◆ Task to complete ◆
Each entry needs to be restated exactly as written.
↓↓↓
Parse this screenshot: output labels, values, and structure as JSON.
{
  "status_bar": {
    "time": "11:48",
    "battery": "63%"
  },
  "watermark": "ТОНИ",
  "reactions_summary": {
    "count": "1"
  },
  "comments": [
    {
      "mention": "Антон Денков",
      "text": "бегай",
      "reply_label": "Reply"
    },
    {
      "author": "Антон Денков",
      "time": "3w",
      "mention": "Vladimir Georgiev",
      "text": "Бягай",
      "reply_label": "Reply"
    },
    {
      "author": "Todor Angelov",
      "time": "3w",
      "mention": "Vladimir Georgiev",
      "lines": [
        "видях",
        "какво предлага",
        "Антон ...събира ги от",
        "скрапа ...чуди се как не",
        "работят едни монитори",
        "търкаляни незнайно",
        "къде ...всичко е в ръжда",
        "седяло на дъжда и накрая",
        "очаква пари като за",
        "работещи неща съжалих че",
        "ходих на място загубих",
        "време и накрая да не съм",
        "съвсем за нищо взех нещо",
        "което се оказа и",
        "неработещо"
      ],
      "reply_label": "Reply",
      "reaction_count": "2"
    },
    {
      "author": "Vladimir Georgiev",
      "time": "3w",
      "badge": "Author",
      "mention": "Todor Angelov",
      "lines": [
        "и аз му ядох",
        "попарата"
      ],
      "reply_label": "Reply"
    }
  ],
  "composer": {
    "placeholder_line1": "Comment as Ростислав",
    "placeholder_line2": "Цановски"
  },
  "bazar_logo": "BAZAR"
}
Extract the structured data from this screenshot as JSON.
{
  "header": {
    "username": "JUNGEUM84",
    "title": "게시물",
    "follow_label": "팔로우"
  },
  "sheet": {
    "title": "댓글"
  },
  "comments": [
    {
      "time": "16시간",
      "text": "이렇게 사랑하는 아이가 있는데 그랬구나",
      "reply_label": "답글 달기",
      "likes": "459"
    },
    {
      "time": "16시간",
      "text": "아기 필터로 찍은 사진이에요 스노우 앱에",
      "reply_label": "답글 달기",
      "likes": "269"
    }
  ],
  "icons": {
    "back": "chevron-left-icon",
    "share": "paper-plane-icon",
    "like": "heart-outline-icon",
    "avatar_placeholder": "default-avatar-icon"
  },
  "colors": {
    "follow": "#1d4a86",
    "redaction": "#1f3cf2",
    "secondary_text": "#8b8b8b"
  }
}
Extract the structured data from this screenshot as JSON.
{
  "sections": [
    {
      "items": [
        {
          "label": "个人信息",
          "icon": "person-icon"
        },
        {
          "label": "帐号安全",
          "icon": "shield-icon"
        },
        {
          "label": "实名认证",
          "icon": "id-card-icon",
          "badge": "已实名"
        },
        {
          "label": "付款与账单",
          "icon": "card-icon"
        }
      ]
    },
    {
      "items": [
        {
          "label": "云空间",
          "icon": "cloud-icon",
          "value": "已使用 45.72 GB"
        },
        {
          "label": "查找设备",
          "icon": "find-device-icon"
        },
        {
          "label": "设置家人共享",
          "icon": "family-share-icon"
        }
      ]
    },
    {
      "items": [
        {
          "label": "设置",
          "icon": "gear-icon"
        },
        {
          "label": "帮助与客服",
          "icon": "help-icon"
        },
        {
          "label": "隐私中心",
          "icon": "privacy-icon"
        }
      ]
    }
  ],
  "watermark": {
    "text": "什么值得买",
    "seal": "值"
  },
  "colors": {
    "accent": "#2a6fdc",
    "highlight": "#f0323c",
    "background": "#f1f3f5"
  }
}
↑↑↑
◆ Task answer ◆
Parse this screenshot: output labels, values, and structure as JSON.
{
  "status_bar": {
    "time": "11:48",
    "battery": "63%"
  },
  "watermark": "ТОНИ",
  "reactions_summary": {
    "count": "1"
  },
  "comments": [
    {
      "mention": "Антон Денков",
      "text": "бегай",
      "reply_label": "Reply"
    },
    {
      "author": "Антон Денков",
      "time": "3w",
      "mention": "Vladimir Georgiev",
      "text": "Бягай",
      "reply_label": "Reply"
    },
    {
      "author": "Todor Angelov",
      "time": "3w",
      "mention": "Vladimir Georgiev",
      "lines": [
        "видях",
        "какво предлага",
        "Антон ...събира ги от",
        "скрапа ...чуди се как не",
        "работят едни монитори",
        "търкаляни незнайно",
        "къде ...всичко е в ръжда",
        "седяло на дъжда и накрая",
        "очаква пари като за",
        "работещи неща съжалих че",
        "ходих на място загубих",
        "време и накрая да не съм",
        "съвсем за нищо взех нещо",
        "което се оказа и",
        "неработещо"
      ],
      "reply_label": "Reply",
      "reaction_count": "2"
    },
    {
      "author": "Vladimir Georgiev",
      "time": "3w",
      "badge": "Author",
      "mention": "Todor Angelov",
      "lines": [
        "и аз му ядох",
        "попарата"
      ],
      "reply_label": "Reply"
    }
  ],
  "composer": {
    "placeholder_line1": "Comment as Ростислав",
    "placeholder_line2": "Цановски"
  },
  "bazar_logo": "BAZAR"
}
Extract the structured data from this screenshot as JSON.
{
  "header": {
    "username": "JUNGEUM84",
    "title": "게시물",
    "follow_label": "팔로우"
  },
  "sheet": {
    "title": "댓글"
  },
  "comments": [
    {
      "time": "16시간",
      "text": "이렇게 사랑하는 아이가 있는데 그랬구나",
      "reply_label": "답글 달기",
      "likes": "459"
    },
    {
      "time": "16시간",
      "text": "아기 필터로 찍은 사진이에요 스노우 앱에",
      "reply_label": "답글 달기",
      "likes": "269"
    }
  ],
  "icons": {
    "back": "chevron-left-icon",
    "share": "paper-plane-icon",
    "like": "heart-outline-icon",
    "avatar_placeholder": "default-avatar-icon"
  },
  "colors": {
    "follow": "#1d4a86",
    "redaction": "#1f3cf2",
    "secondary_text": "#8b8b8b"
  }
}
Extract the structured data from this screenshot as JSON.
{
  "sections": [
    {
      "items": [
        {
          "label": "个人信息",
          "icon": "person-icon"
        },
        {
          "label": "帐号安全",
          "icon": "shield-icon"
        },
        {
          "label": "实名认证",
          "icon": "id-card-icon",
          "badge": "已实名"
        },
        {
          "label": "付款与账单",
          "icon": "card-icon"
        }
      ]
    },
    {
      "items": [
        {
          "label": "云空间",
          "icon": "cloud-icon",
          "value": "已使用 45.72 GB"
        },
        {
          "label": "查找设备",
          "icon": "find-device-icon"
        },
        {
          "label": "设置家人共享",
          "icon": "family-share-icon"
        }
      ]
    },
    {
      "items": [
        {
          "label": "设置",
          "icon": "gear-icon"
        },
        {
          "label": "帮助与客服",
          "icon": "help-icon"
        },
        {
          "label": "隐私中心",
          "icon": "privacy-icon"
        }
      ]
    }
  ],
  "watermark": {
    "text": "什么值得买",
    "seal": "值"
  },
  "colors": {
    "accent": "#2a6fdc",
    "highlight": "#f0323c",
    "background": "#f1f3f5"
  }
}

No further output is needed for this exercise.